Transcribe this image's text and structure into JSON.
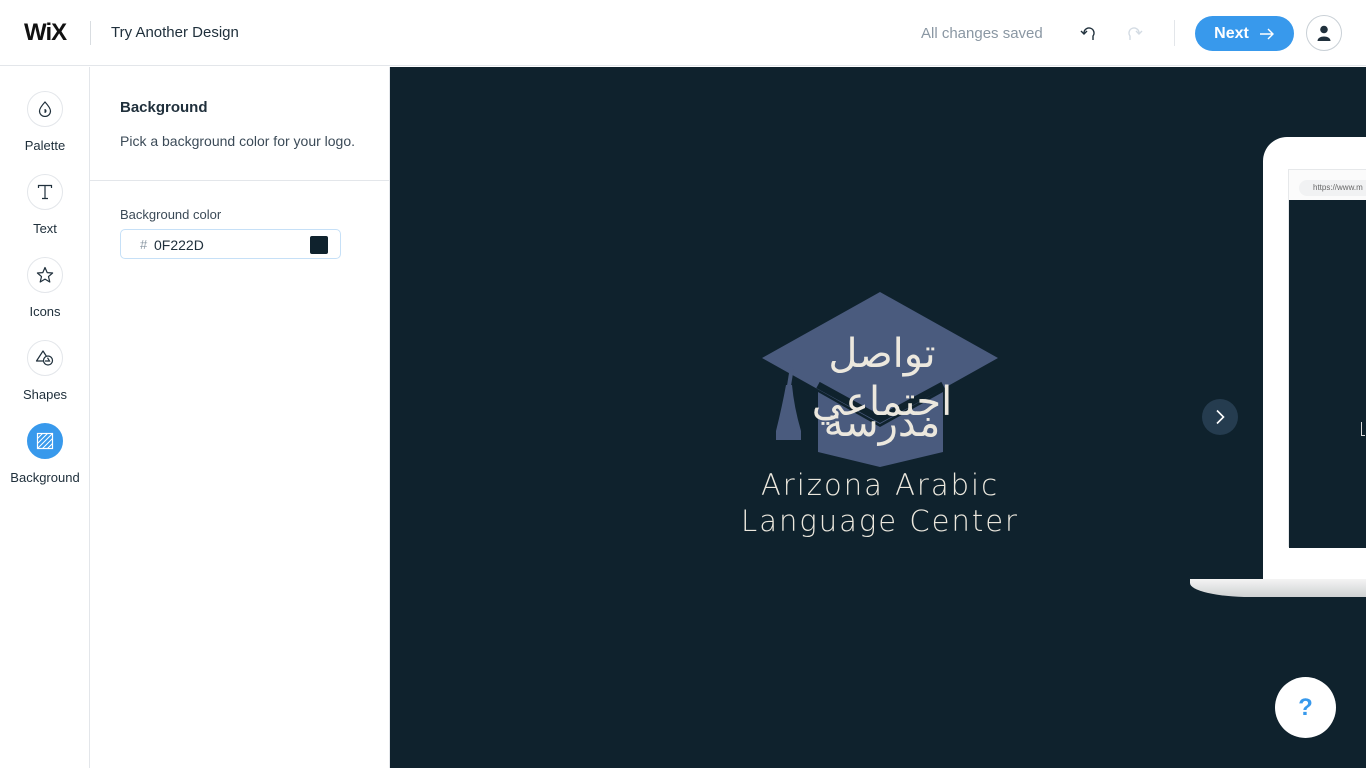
{
  "header": {
    "brand": "WiX",
    "title": "Try Another Design",
    "save_status": "All changes saved",
    "undo_icon": "undo-icon",
    "redo_icon": "redo-icon",
    "next_label": "Next",
    "next_icon": "arrow-right-icon",
    "account_icon": "user-icon"
  },
  "sidebar": {
    "items": [
      {
        "label": "Palette",
        "icon": "palette-drop-icon",
        "active": false
      },
      {
        "label": "Text",
        "icon": "text-icon",
        "active": false
      },
      {
        "label": "Icons",
        "icon": "star-icon",
        "active": false
      },
      {
        "label": "Shapes",
        "icon": "shapes-icon",
        "active": false
      },
      {
        "label": "Background",
        "icon": "background-icon",
        "active": true
      }
    ]
  },
  "panel": {
    "title": "Background",
    "description": "Pick a background color for your logo.",
    "field_label": "Background color",
    "hash": "#",
    "color_value": "0F222D"
  },
  "colors": {
    "accent": "#3899EC",
    "background": "#0F222D",
    "logo_shape": "#4A5B7E",
    "logo_text": "#ECE8DE"
  },
  "logo": {
    "arabic_line1": "تواصل اجتماعي",
    "arabic_line2": "مدرسة",
    "english_line1": "Arizona Arabic",
    "english_line2": "Language Center",
    "symbol": "graduation-cap-icon"
  },
  "preview": {
    "url_text": "https://www.m",
    "next_icon": "chevron-right-icon"
  },
  "help": {
    "label": "?"
  }
}
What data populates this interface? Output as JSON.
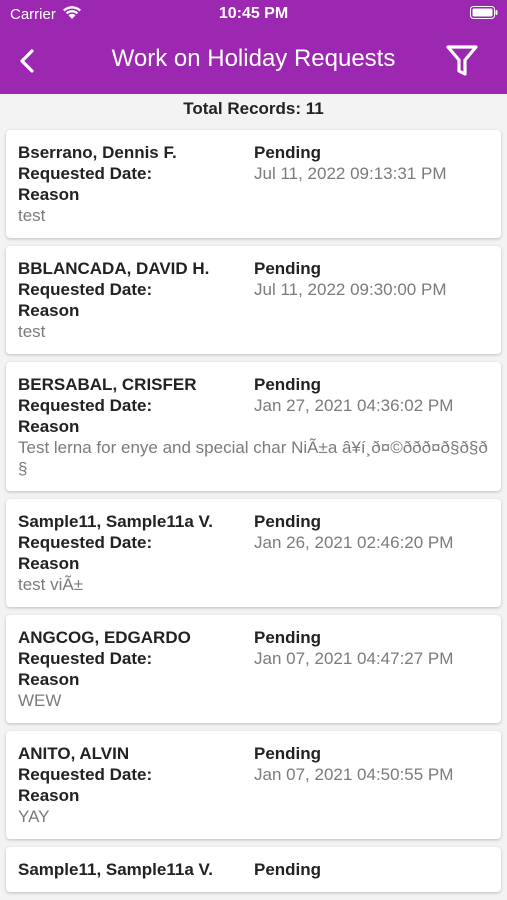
{
  "status_bar": {
    "carrier": "Carrier",
    "time": "10:45 PM"
  },
  "header": {
    "title": "Work on Holiday Requests",
    "icons": [
      "chevron-left-icon",
      "filter-icon"
    ],
    "color": "#9c27b0"
  },
  "summary": {
    "total_records": "Total Records: 11"
  },
  "labels": {
    "requested_date": "Requested Date:",
    "reason": "Reason"
  },
  "records": [
    {
      "name": "Bserrano, Dennis F.",
      "status": "Pending",
      "date": "Jul 11, 2022 09:13:31 PM",
      "reason": "test"
    },
    {
      "name": "BBLANCADA, DAVID H.",
      "status": "Pending",
      "date": "Jul 11, 2022 09:30:00 PM",
      "reason": "test"
    },
    {
      "name": "BERSABAL, CRISFER",
      "status": "Pending",
      "date": "Jan 27, 2021 04:36:02 PM",
      "reason": "Test lerna for enye and special char NiÃ±a â¥í¸ð¤©ððð¤ð§ð§ð§"
    },
    {
      "name": "Sample11, Sample11a V.",
      "status": "Pending",
      "date": "Jan 26, 2021 02:46:20 PM",
      "reason": "test viÃ±"
    },
    {
      "name": "ANGCOG, EDGARDO",
      "status": "Pending",
      "date": "Jan 07, 2021 04:47:27 PM",
      "reason": "WEW"
    },
    {
      "name": "ANITO, ALVIN",
      "status": "Pending",
      "date": "Jan 07, 2021 04:50:55 PM",
      "reason": "YAY"
    },
    {
      "name": "Sample11, Sample11a V.",
      "status": "Pending",
      "date": "",
      "reason": ""
    }
  ]
}
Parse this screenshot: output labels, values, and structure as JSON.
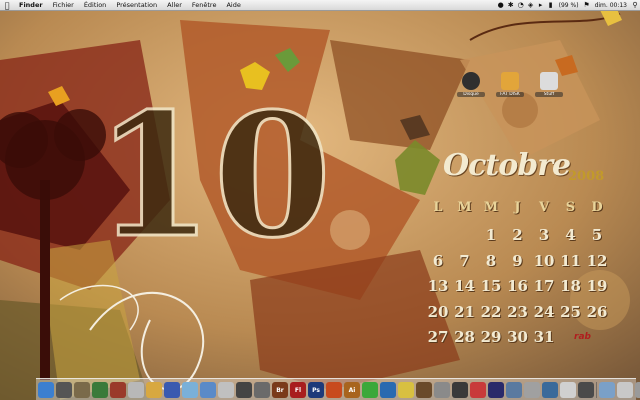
{
  "menubar": {
    "app_name": "Finder",
    "menus": [
      "Fichier",
      "Édition",
      "Présentation",
      "Aller",
      "Fenêtre",
      "Aide"
    ],
    "battery": "(99 %)",
    "clock": "dim. 00:13"
  },
  "desktop_icons": [
    {
      "label": "Disque",
      "icon": "hard-drive-icon",
      "color": "#2f2f2f"
    },
    {
      "label": "FAT DISK",
      "icon": "folder-icon",
      "color": "#e2a53a"
    },
    {
      "label": "Stuff",
      "icon": "document-icon",
      "color": "#dcdcdc"
    }
  ],
  "calendar": {
    "month": "Octobre",
    "year": "2008",
    "weekdays": [
      "L",
      "M",
      "M",
      "J",
      "V",
      "S",
      "D"
    ],
    "weeks": [
      [
        "",
        "",
        "1",
        "2",
        "3",
        "4",
        "5"
      ],
      [
        "6",
        "7",
        "8",
        "9",
        "10",
        "11",
        "12"
      ],
      [
        "13",
        "14",
        "15",
        "16",
        "17",
        "18",
        "19"
      ],
      [
        "20",
        "21",
        "22",
        "23",
        "24",
        "25",
        "26"
      ],
      [
        "27",
        "28",
        "29",
        "30",
        "31",
        "",
        ""
      ]
    ],
    "signature": "rab"
  },
  "wallpaper": {
    "big_number": "10"
  },
  "dock": {
    "items": [
      {
        "name": "finder-icon",
        "color": "#3b7fd0",
        "text": ""
      },
      {
        "name": "dashboard-icon",
        "color": "#555555",
        "text": ""
      },
      {
        "name": "app-icon",
        "color": "#7a6a4a",
        "text": ""
      },
      {
        "name": "app-icon",
        "color": "#3a7a3a",
        "text": ""
      },
      {
        "name": "app-icon",
        "color": "#9a3a2a",
        "text": ""
      },
      {
        "name": "app-icon",
        "color": "#b8b8b8",
        "text": ""
      },
      {
        "name": "app-icon",
        "color": "#d8a840",
        "text": ""
      },
      {
        "name": "app-icon",
        "color": "#3a5ab0",
        "text": ""
      },
      {
        "name": "app-icon",
        "color": "#7ab0d8",
        "text": ""
      },
      {
        "name": "app-icon",
        "color": "#5a8ac8",
        "text": ""
      },
      {
        "name": "app-icon",
        "color": "#c0c0c0",
        "text": ""
      },
      {
        "name": "app-icon",
        "color": "#444444",
        "text": ""
      },
      {
        "name": "app-icon",
        "color": "#6a6a6a",
        "text": ""
      },
      {
        "name": "bridge-icon",
        "color": "#7a3a1a",
        "text": "Br"
      },
      {
        "name": "flash-icon",
        "color": "#a81e1e",
        "text": "Fl"
      },
      {
        "name": "photoshop-icon",
        "color": "#1e3a7a",
        "text": "Ps"
      },
      {
        "name": "app-icon",
        "color": "#c84a1e",
        "text": ""
      },
      {
        "name": "illustrator-icon",
        "color": "#a8641e",
        "text": "Ai"
      },
      {
        "name": "app-icon",
        "color": "#3aa83a",
        "text": ""
      },
      {
        "name": "app-icon",
        "color": "#2a6ab0",
        "text": ""
      },
      {
        "name": "app-icon",
        "color": "#d8c040",
        "text": ""
      },
      {
        "name": "app-icon",
        "color": "#6a4a2a",
        "text": ""
      },
      {
        "name": "app-icon",
        "color": "#8a8a8a",
        "text": ""
      },
      {
        "name": "app-icon",
        "color": "#3a3a3a",
        "text": ""
      },
      {
        "name": "app-icon",
        "color": "#c83a3a",
        "text": ""
      },
      {
        "name": "app-icon",
        "color": "#2a2a6a",
        "text": ""
      },
      {
        "name": "app-icon",
        "color": "#5a7aa0",
        "text": ""
      },
      {
        "name": "app-icon",
        "color": "#a0a0a0",
        "text": ""
      },
      {
        "name": "app-icon",
        "color": "#3a6a9a",
        "text": ""
      },
      {
        "name": "app-icon",
        "color": "#d0d0d0",
        "text": ""
      },
      {
        "name": "app-icon",
        "color": "#4a4a4a",
        "text": ""
      }
    ],
    "trailing_items": [
      {
        "name": "app-icon",
        "color": "#7aa0c8",
        "text": ""
      },
      {
        "name": "documents-stack-icon",
        "color": "#c8c8c8",
        "text": ""
      },
      {
        "name": "trash-icon",
        "color": "#9a9a9a",
        "text": ""
      }
    ]
  },
  "colors": {
    "wallpaper_base": "#b98a52",
    "calendar_text": "#f2ead2",
    "calendar_year": "#c29a2a",
    "signature": "#b01e1e"
  }
}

# TASK DESCRIPTION:
Filter the listing for the word "labels" and copy every line that holds it.

# SOLUTION:
  "labels": {
Parse this screenshot: output labels, values, and structure as JSON.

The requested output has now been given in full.